_Stored data_.
──────

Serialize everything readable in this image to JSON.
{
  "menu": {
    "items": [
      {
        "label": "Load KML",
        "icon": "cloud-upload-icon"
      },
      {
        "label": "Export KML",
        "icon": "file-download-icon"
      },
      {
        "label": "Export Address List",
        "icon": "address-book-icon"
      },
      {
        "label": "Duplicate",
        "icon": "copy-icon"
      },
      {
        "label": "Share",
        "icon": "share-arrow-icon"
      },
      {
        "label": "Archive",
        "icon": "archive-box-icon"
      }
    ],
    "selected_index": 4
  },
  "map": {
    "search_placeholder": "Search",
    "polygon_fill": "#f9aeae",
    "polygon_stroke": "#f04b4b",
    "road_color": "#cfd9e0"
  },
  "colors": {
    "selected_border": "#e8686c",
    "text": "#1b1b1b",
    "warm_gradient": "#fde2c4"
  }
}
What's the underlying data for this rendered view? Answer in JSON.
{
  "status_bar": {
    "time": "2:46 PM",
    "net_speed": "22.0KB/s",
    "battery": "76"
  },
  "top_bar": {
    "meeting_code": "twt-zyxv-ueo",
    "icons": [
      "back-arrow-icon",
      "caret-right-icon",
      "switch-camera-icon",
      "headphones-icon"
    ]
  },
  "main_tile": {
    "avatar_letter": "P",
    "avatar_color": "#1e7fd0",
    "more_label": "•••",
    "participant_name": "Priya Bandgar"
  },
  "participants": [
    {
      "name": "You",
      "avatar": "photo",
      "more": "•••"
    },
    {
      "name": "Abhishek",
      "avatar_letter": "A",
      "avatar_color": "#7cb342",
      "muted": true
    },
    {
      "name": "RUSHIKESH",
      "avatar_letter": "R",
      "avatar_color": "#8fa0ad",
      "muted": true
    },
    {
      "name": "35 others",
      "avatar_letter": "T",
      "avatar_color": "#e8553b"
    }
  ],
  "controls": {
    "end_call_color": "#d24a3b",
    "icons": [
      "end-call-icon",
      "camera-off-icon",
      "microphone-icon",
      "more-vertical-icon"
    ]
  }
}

──────

_Exercise_. Go through the listing above and pull out each line containing the word "arrow".

_Solution to this task_.
        "icon": "share-arrow-icon"
      "back-arrow-icon",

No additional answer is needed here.